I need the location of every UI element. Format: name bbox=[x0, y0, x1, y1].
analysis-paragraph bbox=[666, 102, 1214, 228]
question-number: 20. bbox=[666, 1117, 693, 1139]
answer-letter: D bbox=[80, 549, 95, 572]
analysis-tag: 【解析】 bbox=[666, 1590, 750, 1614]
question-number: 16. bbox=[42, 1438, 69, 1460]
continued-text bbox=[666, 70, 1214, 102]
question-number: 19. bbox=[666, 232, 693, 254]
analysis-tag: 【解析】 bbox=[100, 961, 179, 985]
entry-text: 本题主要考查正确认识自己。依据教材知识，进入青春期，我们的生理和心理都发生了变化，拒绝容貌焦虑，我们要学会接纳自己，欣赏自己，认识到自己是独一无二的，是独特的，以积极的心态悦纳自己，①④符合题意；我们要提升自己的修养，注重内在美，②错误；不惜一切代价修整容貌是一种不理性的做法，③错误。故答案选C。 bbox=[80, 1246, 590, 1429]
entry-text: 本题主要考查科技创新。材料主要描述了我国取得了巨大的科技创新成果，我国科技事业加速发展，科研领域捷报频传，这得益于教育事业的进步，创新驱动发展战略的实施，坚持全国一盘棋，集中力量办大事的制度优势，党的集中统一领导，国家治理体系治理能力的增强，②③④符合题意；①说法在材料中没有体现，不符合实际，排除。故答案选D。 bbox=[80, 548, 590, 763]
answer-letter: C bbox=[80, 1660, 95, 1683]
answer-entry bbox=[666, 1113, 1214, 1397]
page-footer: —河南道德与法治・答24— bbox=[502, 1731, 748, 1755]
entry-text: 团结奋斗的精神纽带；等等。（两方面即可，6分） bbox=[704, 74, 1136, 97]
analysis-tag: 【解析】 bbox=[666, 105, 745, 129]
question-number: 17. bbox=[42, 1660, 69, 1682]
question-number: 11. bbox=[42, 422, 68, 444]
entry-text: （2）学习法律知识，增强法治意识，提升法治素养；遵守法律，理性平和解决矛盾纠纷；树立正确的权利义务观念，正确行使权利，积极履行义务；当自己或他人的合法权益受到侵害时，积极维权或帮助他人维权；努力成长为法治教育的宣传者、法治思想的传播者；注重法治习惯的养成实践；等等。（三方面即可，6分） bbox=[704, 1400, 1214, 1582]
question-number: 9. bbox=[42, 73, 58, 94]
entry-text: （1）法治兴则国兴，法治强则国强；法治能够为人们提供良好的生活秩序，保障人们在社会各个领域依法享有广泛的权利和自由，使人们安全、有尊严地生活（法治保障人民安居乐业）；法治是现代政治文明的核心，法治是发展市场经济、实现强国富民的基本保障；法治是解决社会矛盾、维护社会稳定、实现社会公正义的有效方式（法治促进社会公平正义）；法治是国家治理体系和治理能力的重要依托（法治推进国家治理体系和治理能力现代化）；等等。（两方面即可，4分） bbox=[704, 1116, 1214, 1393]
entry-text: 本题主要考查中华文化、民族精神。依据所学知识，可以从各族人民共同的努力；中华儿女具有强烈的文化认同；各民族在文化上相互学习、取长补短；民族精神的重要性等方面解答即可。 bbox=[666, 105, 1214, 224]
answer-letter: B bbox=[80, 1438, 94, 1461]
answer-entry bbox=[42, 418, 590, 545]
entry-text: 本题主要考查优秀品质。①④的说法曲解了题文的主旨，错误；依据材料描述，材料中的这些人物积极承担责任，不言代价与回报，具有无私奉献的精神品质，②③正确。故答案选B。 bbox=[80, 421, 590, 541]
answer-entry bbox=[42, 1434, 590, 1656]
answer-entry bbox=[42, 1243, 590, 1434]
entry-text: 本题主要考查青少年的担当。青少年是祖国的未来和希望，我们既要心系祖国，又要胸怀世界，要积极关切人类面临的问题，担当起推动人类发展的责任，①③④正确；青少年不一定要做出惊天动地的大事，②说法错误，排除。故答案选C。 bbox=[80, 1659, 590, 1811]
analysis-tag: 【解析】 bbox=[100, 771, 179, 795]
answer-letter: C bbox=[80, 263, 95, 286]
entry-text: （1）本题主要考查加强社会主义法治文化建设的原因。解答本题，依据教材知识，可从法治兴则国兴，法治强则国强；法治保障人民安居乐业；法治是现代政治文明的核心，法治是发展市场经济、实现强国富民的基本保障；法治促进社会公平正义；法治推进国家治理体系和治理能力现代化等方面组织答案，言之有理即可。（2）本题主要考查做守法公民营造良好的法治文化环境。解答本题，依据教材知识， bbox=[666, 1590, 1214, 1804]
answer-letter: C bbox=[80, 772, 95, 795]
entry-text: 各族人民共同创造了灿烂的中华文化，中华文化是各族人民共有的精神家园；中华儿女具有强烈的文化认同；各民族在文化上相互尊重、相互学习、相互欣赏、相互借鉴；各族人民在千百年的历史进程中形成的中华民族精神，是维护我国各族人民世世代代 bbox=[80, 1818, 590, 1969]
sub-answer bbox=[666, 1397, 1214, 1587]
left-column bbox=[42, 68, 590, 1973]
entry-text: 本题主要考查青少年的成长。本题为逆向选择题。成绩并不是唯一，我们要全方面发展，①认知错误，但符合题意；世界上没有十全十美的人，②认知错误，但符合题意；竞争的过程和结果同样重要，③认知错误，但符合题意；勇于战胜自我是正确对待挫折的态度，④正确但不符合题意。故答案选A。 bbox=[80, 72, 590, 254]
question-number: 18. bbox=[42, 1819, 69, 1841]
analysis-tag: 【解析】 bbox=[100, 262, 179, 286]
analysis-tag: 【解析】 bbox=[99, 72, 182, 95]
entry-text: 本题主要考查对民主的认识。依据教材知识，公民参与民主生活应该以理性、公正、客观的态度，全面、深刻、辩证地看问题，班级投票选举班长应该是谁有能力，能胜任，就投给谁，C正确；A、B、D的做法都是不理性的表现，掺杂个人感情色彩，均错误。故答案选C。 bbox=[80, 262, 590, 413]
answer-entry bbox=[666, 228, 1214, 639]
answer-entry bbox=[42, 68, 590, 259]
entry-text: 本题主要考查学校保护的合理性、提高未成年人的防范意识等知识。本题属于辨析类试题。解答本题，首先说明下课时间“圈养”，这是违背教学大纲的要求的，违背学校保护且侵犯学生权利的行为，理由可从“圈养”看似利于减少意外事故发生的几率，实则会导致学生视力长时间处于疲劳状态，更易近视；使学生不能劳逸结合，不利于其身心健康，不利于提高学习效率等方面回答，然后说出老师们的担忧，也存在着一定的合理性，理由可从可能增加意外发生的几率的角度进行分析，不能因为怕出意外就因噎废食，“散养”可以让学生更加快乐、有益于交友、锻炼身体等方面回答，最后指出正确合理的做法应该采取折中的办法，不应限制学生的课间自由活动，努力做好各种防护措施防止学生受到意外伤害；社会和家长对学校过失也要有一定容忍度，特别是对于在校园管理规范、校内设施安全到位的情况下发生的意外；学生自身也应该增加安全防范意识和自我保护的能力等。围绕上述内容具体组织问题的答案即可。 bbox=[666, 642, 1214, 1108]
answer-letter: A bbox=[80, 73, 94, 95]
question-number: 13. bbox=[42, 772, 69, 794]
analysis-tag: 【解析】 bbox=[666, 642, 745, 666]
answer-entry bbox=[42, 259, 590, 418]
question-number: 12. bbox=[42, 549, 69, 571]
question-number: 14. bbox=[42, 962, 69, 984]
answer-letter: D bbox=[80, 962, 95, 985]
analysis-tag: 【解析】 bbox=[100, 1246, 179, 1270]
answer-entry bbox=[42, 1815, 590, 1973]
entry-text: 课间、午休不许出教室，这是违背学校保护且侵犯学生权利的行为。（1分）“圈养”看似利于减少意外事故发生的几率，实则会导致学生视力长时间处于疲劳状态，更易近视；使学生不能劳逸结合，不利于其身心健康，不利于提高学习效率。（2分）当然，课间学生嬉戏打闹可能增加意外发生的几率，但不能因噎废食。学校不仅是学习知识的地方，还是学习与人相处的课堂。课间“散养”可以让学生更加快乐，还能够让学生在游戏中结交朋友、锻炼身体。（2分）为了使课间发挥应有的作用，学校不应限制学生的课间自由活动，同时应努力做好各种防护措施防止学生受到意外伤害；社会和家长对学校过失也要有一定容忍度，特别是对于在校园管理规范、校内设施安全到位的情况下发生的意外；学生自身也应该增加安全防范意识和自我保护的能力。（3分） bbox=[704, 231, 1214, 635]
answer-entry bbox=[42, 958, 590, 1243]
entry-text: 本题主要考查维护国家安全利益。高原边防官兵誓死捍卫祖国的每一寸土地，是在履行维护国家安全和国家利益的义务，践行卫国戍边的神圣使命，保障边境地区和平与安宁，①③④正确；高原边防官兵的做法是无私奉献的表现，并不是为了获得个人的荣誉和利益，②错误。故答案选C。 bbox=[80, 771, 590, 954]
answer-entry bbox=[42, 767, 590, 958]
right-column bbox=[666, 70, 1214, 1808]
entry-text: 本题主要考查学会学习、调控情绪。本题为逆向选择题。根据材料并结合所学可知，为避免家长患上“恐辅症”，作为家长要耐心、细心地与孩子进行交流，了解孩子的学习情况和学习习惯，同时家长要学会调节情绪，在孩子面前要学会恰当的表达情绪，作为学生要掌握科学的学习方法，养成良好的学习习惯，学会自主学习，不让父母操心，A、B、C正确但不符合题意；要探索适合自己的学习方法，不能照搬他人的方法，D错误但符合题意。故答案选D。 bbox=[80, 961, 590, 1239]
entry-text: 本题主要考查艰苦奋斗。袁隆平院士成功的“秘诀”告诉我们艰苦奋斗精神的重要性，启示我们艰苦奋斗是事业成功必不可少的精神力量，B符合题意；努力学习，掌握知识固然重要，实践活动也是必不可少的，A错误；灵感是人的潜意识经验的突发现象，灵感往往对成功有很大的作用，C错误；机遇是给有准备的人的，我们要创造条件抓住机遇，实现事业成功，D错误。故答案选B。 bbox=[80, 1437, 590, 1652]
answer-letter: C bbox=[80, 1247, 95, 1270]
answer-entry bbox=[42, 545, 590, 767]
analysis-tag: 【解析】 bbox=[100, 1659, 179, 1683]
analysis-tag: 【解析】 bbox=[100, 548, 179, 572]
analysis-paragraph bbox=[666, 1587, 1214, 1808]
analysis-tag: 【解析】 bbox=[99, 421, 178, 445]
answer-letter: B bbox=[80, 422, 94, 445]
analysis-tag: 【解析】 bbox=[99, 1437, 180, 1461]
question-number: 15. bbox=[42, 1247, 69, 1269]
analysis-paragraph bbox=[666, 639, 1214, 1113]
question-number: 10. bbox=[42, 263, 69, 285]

------------

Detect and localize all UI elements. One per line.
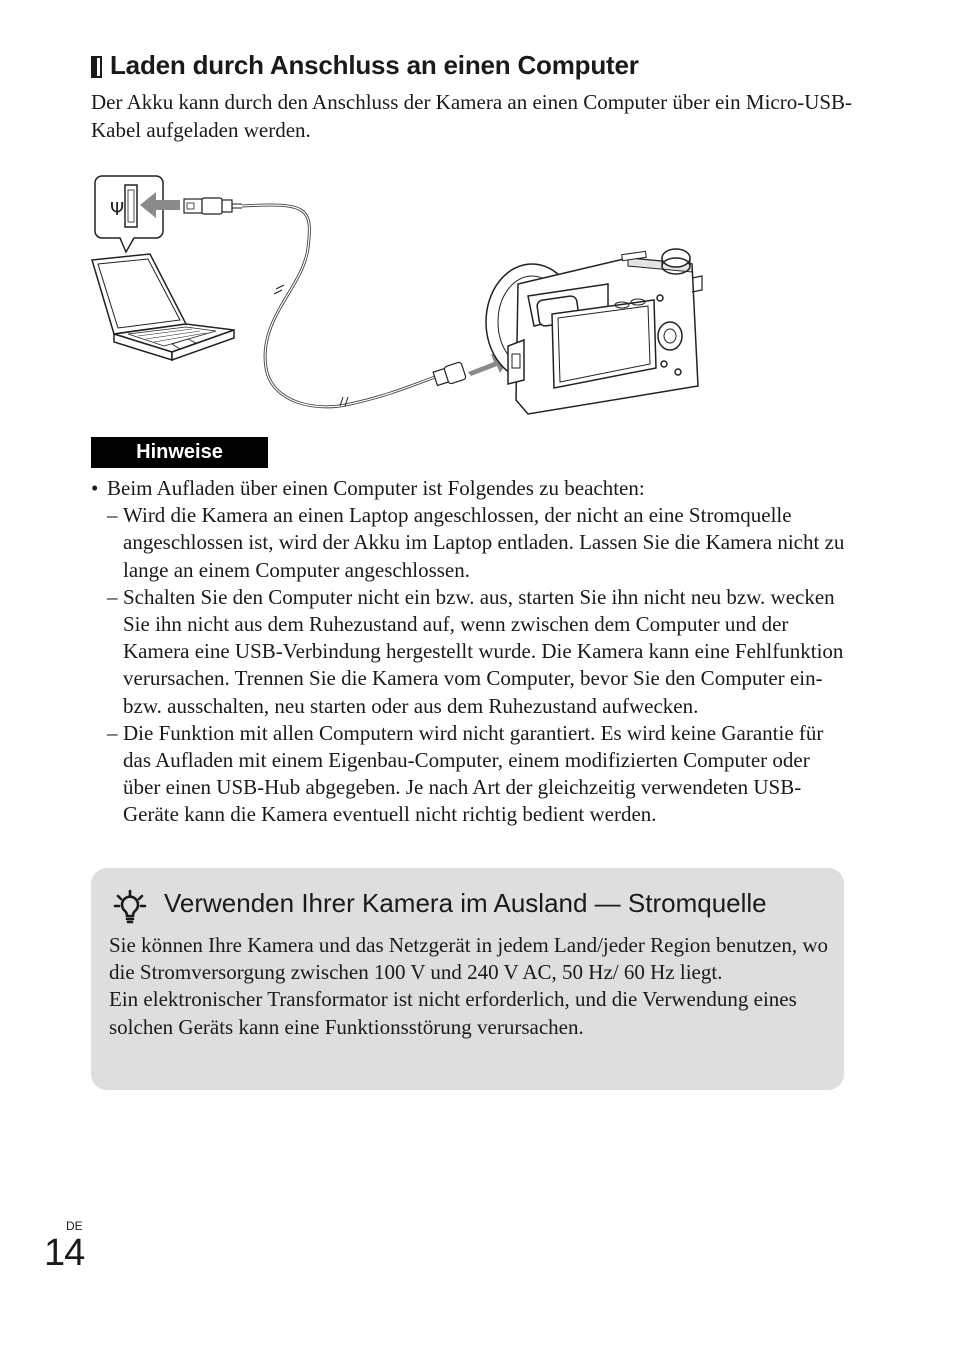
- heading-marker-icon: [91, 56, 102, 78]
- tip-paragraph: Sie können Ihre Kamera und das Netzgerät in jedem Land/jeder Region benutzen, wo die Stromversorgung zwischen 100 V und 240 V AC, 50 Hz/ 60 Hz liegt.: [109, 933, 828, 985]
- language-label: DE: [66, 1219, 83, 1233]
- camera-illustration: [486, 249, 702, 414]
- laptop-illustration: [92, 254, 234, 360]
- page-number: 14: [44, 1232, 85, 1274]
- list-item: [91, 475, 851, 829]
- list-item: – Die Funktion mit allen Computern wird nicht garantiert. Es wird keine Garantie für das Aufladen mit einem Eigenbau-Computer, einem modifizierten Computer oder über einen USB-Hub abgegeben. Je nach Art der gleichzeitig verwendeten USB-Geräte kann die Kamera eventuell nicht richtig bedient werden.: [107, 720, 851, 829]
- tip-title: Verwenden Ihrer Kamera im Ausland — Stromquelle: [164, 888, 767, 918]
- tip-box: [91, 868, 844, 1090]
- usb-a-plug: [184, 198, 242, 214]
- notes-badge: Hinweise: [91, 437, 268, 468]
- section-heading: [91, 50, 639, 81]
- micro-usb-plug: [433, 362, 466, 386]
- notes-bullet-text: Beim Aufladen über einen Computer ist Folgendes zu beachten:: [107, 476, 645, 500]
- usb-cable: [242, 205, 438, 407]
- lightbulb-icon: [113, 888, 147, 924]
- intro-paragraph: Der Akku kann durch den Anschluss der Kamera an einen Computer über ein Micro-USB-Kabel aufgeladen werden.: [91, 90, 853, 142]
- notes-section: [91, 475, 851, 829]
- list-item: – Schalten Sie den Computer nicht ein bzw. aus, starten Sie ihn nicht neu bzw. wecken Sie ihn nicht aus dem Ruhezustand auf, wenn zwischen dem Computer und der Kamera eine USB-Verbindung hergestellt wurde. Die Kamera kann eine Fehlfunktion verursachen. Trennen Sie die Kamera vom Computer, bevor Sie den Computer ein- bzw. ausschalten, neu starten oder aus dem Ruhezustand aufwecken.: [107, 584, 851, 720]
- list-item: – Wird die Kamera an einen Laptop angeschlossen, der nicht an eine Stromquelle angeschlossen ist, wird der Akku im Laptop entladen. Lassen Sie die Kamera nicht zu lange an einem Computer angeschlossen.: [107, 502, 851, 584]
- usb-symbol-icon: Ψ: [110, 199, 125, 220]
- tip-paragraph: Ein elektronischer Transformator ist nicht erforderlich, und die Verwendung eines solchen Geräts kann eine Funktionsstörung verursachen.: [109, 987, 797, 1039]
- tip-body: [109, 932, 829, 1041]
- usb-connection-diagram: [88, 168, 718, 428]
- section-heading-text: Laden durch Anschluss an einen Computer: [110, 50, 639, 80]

------------

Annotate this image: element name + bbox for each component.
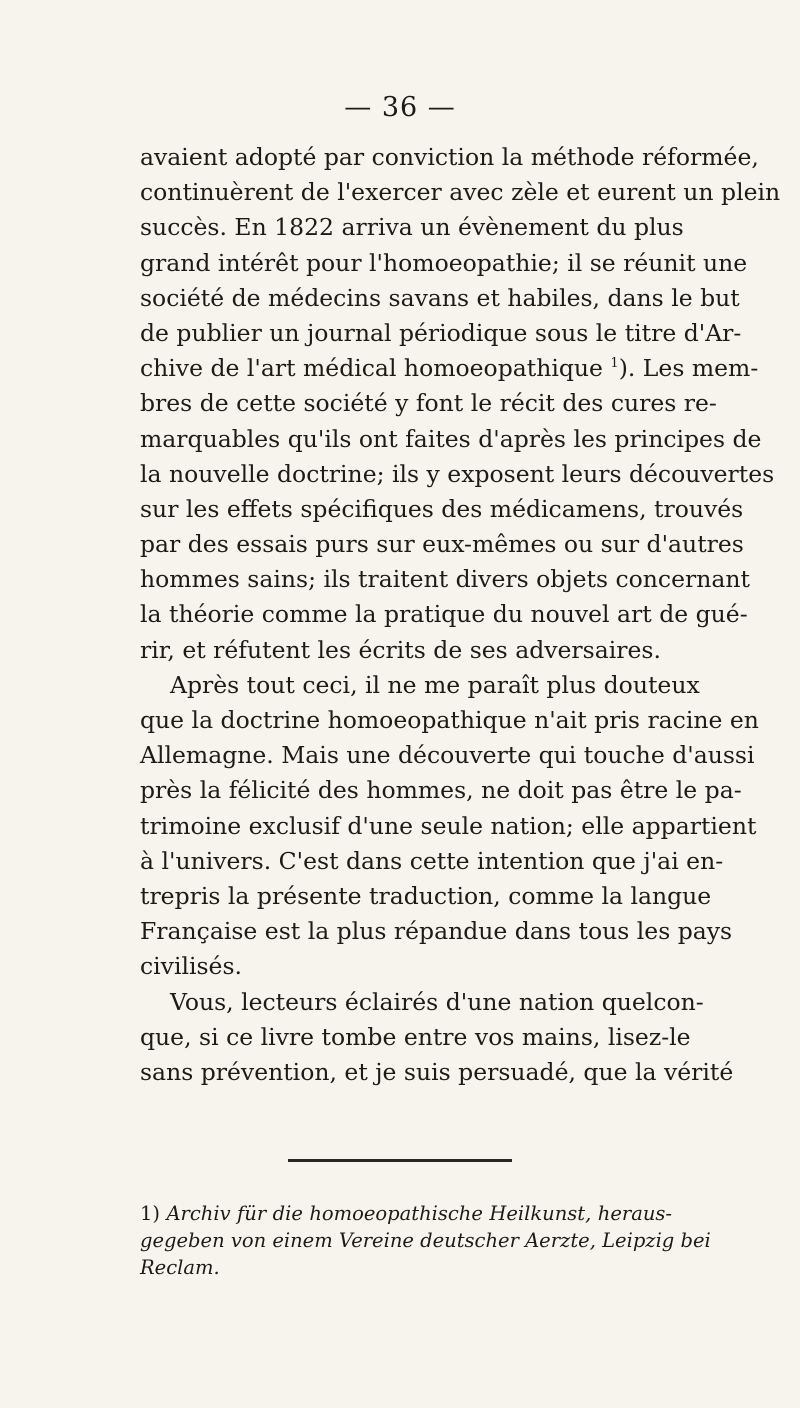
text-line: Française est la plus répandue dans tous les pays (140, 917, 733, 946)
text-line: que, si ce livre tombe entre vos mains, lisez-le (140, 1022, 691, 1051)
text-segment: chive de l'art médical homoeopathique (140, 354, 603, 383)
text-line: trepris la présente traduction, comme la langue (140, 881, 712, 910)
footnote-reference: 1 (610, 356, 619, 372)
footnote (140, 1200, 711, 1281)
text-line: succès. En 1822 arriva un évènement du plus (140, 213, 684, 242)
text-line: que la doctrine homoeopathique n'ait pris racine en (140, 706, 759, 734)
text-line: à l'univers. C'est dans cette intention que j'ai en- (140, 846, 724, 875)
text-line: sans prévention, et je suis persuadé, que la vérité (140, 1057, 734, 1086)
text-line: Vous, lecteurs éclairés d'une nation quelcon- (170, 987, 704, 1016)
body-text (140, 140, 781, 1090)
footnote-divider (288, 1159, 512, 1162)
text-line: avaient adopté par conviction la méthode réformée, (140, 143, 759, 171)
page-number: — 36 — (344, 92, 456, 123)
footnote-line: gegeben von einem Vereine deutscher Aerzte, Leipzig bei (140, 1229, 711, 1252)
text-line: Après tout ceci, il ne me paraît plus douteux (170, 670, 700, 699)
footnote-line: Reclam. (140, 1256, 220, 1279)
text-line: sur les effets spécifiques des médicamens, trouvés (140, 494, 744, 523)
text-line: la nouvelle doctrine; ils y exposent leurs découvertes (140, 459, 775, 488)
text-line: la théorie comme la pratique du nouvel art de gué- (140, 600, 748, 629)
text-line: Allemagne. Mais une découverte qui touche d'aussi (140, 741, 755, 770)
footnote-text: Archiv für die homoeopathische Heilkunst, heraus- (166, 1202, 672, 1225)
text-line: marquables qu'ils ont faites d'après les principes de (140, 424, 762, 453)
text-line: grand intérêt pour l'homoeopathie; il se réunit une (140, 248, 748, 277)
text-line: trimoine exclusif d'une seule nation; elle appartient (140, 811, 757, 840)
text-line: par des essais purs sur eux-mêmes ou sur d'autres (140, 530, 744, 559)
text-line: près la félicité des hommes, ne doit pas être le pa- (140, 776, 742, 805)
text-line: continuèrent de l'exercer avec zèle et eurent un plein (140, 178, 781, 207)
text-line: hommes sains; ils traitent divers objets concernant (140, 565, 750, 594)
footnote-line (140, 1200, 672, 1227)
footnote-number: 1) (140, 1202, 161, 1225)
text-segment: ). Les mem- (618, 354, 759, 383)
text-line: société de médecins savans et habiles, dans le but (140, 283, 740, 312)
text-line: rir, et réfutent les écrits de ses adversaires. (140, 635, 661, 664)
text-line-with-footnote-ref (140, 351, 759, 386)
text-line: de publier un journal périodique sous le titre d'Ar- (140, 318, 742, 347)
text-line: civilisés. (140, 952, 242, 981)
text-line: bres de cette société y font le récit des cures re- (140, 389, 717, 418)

------------

• WORK TO COMPLETE
Retype the stretch of lines in Block 2 from the line containing "- heading-marker-icon: [91, 56, 102, 78]" through the line containing "- notes-section: [91, 475, 851, 829]", both included.

• OUTPUT OF THE EXERCISE
- heading-marker-icon: [91, 56, 102, 78]
- tip-paragraph: Sie können Ihre Kamera und das Netzgerät in jedem Land/jeder Region benutzen, wo die Stromversorgung zwischen 100 V und 240 V AC, 50 Hz/ 60 Hz liegt.: [109, 933, 828, 985]
- language-label: DE: [66, 1219, 83, 1233]
- camera-illustration: [486, 249, 702, 414]
- laptop-illustration: [92, 254, 234, 360]
- page-number: 14: [44, 1232, 85, 1274]
- list-item: [91, 475, 851, 829]
- list-item: – Die Funktion mit allen Computern wird nicht garantiert. Es wird keine Garantie für das Aufladen mit einem Eigenbau-Computer, einem modifizierten Computer oder über einen USB-Hub abgegeben. Je nach Art der gleichzeitig verwendeten USB-Geräte kann die Kamera eventuell nicht richtig bedient werden.: [107, 720, 851, 829]
- tip-title: Verwenden Ihrer Kamera im Ausland — Stromquelle: [164, 888, 767, 918]
- tip-box: [91, 868, 844, 1090]
- usb-a-plug: [184, 198, 242, 214]
- notes-badge: Hinweise: [91, 437, 268, 468]
- section-heading: [91, 50, 639, 81]
- micro-usb-plug: [433, 362, 466, 386]
- notes-bullet-text: Beim Aufladen über einen Computer ist Folgendes zu beachten:: [107, 476, 645, 500]
- usb-cable: [242, 205, 438, 407]
- lightbulb-icon: [113, 888, 147, 924]
- intro-paragraph: Der Akku kann durch den Anschluss der Kamera an einen Computer über ein Micro-USB-Kabel aufgeladen werden.: [91, 90, 853, 142]
- notes-section: [91, 475, 851, 829]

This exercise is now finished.